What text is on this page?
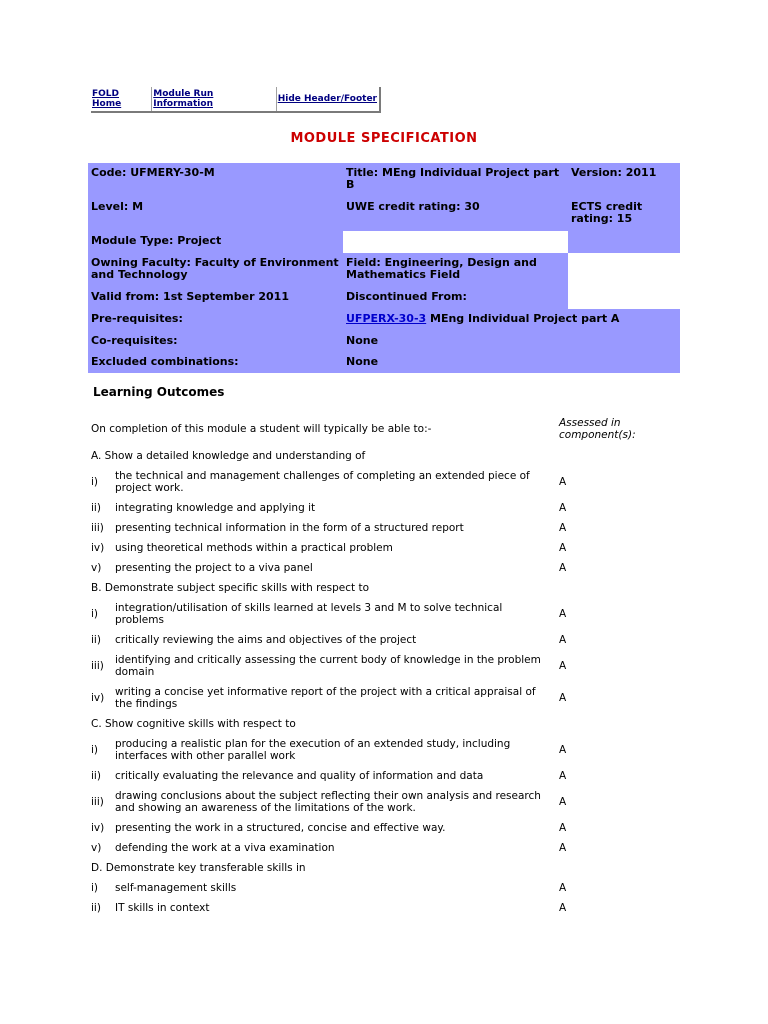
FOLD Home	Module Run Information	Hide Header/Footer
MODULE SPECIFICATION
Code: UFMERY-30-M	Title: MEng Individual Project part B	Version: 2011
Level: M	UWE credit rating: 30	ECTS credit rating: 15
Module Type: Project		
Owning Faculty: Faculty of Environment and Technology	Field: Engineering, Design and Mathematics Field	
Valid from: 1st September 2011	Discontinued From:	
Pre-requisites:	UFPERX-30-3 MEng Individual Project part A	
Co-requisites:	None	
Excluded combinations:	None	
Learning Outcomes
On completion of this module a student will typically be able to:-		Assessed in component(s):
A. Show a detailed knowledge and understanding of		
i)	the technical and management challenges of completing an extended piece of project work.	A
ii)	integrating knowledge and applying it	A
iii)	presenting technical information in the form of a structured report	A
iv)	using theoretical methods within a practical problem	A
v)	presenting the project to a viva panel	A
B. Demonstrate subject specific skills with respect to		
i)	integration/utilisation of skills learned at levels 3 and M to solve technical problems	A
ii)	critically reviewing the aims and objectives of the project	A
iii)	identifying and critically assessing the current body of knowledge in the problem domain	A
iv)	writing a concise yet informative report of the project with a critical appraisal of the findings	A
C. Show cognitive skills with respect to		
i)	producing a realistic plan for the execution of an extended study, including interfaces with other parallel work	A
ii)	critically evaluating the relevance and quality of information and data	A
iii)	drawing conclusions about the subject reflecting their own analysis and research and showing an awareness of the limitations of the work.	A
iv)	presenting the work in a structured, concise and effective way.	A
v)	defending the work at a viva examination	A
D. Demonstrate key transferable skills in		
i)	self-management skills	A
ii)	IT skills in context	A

#### AIM OF THE EXERCISE
Check each line above for the string "critically", then copy the ones that have it.

#### RESPONSE FOR THIS EXERCISE
ii)	critically reviewing the aims and objectives of the project	A
iii)	identifying and critically assessing the current body of knowledge in the problem domain	A
ii)	critically evaluating the relevance and quality of information and data	A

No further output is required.